◆ What is asked ◆
Rewrite the stretch of entries from the start through the line containing "cell-implemented: 5. Fully Compliant (100%) [533,440,620,464]", changing "Maturity Score" to "Maturity Rating" and leaving everything else as it is.
━━━ Supplied data
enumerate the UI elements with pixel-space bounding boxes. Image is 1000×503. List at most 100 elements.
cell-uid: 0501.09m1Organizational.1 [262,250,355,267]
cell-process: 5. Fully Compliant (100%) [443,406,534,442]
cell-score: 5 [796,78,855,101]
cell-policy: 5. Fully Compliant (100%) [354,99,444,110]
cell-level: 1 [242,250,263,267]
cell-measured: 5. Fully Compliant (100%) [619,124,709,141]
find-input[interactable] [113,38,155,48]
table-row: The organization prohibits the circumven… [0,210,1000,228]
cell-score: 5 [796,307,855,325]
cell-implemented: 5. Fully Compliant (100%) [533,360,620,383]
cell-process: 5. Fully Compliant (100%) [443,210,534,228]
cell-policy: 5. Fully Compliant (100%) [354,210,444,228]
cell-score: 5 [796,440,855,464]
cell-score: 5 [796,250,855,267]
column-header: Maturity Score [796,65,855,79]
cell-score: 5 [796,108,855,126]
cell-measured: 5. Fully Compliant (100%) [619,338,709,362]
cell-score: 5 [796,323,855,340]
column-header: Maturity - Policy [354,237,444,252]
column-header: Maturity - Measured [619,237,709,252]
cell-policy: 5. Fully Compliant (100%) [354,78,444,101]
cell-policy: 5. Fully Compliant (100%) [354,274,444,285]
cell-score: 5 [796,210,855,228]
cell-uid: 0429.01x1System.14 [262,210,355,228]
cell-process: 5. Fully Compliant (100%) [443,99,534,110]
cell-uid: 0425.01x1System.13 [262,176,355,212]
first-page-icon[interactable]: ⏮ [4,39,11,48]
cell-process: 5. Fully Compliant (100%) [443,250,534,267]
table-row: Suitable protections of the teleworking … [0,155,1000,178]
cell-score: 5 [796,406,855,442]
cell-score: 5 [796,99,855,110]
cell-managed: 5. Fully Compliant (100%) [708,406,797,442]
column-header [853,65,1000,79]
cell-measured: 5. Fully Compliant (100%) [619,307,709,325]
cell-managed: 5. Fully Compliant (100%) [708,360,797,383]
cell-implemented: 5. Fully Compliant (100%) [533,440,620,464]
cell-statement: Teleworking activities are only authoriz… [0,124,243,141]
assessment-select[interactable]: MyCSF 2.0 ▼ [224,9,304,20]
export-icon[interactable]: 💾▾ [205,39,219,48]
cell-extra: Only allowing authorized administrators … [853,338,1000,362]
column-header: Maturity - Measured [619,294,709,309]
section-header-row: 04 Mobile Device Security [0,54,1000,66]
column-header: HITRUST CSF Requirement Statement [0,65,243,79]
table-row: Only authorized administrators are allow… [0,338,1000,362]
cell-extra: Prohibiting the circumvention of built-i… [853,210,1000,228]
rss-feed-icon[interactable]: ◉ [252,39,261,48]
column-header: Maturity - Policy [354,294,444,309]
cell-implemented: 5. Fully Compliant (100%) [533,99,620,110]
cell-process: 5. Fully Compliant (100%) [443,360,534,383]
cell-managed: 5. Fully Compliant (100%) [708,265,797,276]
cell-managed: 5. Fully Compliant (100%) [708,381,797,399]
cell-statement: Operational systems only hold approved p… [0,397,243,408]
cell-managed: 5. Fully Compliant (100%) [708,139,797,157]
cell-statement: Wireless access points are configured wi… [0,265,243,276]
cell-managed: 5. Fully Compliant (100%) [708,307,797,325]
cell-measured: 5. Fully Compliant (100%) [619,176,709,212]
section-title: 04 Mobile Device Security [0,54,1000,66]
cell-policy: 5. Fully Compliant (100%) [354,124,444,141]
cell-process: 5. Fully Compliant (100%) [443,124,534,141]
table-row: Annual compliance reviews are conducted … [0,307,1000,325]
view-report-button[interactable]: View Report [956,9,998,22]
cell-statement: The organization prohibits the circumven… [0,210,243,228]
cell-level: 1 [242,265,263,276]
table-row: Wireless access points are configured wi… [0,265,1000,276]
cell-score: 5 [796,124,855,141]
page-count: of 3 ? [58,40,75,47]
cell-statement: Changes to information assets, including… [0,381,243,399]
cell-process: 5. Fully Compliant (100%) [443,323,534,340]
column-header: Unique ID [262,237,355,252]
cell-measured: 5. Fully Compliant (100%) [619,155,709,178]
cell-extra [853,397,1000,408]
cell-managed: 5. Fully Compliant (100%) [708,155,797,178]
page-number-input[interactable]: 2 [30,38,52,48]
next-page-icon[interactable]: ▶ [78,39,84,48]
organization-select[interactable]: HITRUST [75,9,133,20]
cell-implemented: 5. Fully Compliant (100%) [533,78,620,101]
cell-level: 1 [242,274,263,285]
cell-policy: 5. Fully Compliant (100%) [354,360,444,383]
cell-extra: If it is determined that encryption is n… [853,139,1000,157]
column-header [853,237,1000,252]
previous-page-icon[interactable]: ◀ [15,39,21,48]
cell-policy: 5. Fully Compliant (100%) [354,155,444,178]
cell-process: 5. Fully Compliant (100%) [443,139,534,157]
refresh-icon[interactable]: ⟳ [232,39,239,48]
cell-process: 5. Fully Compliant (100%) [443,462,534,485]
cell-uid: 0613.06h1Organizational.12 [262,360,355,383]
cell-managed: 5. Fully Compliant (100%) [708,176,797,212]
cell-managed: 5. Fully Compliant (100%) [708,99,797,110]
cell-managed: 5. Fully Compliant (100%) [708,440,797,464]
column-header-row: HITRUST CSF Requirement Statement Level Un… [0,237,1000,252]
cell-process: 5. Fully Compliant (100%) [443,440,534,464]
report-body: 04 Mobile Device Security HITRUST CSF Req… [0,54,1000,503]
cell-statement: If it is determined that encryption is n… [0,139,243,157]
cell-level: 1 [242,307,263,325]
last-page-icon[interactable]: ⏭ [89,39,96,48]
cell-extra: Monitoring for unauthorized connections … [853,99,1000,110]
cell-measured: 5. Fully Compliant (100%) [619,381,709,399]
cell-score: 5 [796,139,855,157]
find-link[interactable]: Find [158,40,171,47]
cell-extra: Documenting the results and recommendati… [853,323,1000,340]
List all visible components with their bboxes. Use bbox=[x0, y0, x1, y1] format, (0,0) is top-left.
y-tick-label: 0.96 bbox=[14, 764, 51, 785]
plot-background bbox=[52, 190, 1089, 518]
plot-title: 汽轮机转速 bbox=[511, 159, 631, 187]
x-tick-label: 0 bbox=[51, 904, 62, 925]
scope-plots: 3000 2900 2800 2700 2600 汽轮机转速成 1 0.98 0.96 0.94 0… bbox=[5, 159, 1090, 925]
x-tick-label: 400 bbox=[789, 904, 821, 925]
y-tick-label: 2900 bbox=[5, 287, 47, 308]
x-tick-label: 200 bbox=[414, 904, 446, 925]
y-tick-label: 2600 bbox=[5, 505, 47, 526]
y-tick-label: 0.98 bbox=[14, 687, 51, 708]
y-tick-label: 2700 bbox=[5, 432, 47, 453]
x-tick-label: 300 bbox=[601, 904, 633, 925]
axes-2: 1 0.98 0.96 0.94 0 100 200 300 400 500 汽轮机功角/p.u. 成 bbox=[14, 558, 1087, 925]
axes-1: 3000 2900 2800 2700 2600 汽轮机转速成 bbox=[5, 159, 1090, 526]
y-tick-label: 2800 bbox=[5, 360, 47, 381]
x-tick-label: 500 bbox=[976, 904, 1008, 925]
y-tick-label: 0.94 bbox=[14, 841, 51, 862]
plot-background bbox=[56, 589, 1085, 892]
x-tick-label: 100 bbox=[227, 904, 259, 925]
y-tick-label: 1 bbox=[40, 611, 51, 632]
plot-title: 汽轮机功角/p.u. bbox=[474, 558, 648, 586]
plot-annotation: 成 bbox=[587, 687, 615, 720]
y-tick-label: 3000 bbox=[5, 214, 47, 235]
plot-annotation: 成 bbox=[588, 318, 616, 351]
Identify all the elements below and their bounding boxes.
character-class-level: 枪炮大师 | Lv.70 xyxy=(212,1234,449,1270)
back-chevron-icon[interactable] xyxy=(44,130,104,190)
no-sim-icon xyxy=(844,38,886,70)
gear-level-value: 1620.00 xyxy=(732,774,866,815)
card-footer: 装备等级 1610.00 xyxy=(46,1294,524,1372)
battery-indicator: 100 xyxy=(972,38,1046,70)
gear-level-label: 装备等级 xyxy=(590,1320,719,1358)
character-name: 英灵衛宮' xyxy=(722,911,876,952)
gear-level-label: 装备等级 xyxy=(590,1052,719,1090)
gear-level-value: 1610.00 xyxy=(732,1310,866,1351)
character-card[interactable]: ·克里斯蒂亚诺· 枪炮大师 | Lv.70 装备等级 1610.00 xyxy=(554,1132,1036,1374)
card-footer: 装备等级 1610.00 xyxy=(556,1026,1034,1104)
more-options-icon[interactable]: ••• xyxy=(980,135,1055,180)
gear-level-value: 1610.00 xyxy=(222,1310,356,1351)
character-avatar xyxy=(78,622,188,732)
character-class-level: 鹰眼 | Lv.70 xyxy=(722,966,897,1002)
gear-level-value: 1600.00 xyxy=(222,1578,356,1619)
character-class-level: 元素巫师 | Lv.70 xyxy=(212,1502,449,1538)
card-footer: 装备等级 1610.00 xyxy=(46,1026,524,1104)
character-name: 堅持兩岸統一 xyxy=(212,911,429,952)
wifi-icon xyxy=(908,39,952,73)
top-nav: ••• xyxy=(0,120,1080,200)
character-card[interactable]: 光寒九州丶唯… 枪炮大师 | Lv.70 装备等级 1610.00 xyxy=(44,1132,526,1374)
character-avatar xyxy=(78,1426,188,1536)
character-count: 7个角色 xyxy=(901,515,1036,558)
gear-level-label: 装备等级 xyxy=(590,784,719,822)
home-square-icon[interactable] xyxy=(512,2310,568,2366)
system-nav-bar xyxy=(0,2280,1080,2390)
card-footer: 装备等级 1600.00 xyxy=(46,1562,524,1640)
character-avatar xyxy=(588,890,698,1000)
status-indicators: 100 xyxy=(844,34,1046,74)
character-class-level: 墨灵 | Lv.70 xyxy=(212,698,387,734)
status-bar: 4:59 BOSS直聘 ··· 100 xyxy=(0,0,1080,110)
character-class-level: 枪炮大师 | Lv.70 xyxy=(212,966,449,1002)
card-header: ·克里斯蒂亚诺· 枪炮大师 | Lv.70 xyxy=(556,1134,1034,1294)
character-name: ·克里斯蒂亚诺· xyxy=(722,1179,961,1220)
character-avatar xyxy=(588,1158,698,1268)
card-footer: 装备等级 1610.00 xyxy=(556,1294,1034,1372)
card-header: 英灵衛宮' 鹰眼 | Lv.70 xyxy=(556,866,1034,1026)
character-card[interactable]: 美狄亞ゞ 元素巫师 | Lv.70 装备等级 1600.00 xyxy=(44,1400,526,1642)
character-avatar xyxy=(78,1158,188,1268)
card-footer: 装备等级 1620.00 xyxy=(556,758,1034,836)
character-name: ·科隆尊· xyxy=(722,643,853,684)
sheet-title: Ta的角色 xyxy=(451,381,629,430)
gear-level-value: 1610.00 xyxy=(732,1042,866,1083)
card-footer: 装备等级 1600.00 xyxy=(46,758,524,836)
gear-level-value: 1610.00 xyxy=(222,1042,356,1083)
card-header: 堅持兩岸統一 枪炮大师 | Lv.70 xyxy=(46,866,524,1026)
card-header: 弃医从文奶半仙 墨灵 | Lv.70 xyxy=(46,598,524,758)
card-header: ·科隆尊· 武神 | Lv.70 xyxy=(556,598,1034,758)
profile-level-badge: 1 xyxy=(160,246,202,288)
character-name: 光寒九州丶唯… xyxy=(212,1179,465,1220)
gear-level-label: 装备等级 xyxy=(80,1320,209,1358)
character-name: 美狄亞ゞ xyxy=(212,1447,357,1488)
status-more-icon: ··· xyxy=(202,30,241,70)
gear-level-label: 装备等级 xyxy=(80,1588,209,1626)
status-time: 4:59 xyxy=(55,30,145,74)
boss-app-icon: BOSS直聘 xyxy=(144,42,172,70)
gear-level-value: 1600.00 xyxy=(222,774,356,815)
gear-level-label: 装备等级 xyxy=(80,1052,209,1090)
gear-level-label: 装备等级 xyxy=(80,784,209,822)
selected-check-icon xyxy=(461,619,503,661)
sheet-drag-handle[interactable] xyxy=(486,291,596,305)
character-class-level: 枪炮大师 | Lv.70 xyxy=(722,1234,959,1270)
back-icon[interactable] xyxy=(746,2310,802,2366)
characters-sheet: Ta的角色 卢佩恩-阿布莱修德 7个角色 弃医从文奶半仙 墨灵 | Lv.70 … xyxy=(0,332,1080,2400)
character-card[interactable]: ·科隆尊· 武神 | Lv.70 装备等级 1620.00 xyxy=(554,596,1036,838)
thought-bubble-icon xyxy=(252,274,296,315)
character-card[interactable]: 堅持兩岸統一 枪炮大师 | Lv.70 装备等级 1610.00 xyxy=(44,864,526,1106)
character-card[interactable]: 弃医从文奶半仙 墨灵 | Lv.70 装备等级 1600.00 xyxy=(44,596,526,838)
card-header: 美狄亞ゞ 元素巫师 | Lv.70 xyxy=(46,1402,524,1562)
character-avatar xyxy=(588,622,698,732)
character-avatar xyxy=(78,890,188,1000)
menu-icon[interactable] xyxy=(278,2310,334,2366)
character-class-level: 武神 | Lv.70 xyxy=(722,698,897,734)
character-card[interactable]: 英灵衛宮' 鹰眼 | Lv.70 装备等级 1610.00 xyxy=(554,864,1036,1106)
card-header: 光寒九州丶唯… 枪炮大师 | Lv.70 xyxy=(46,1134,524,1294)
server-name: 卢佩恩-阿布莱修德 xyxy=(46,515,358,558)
━━━━━━
◆ Written response ◆
enumerate the UI elements with pixel-space bounding boxes. Image is 1000×503. List at most 100 elements.
cell-uid: 0501.09m1Organizational.1 [262,250,355,267]
cell-process: 5. Fully Compliant (100%) [443,406,534,442]
cell-score: 5 [796,78,855,101]
cell-policy: 5. Fully Compliant (100%) [354,99,444,110]
cell-level: 1 [242,250,263,267]
cell-measured: 5. Fully Compliant (100%) [619,124,709,141]
find-input[interactable] [113,38,155,48]
table-row: The organization prohibits the circumven… [0,210,1000,228]
cell-score: 5 [796,307,855,325]
cell-implemented: 5. Fully Compliant (100%) [533,360,620,383]
cell-process: 5. Fully Compliant (100%) [443,210,534,228]
cell-policy: 5. Fully Compliant (100%) [354,210,444,228]
cell-score: 5 [796,440,855,464]
cell-score: 5 [796,250,855,267]
column-header: Maturity Rating [796,65,855,79]
cell-score: 5 [796,108,855,126]
cell-measured: 5. Fully Compliant (100%) [619,338,709,362]
cell-score: 5 [796,323,855,340]
column-header: Maturity - Policy [354,237,444,252]
column-header: Maturity - Measured [619,237,709,252]
cell-policy: 5. Fully Compliant (100%) [354,78,444,101]
cell-policy: 5. Fully Compliant (100%) [354,274,444,285]
cell-score: 5 [796,210,855,228]
cell-uid: 0429.01x1System.14 [262,210,355,228]
cell-process: 5. Fully Compliant (100%) [443,99,534,110]
cell-uid: 0425.01x1System.13 [262,176,355,212]
first-page-icon[interactable]: ⏮ [4,39,11,48]
cell-process: 5. Fully Compliant (100%) [443,250,534,267]
table-row: Suitable protections of the teleworking … [0,155,1000,178]
cell-score: 5 [796,406,855,442]
cell-score: 5 [796,99,855,110]
cell-managed: 5. Fully Compliant (100%) [708,406,797,442]
column-header [853,65,1000,79]
cell-measured: 5. Fully Compliant (100%) [619,307,709,325]
cell-managed: 5. Fully Compliant (100%) [708,360,797,383]
cell-implemented: 5. Fully Compliant (100%) [533,440,620,464]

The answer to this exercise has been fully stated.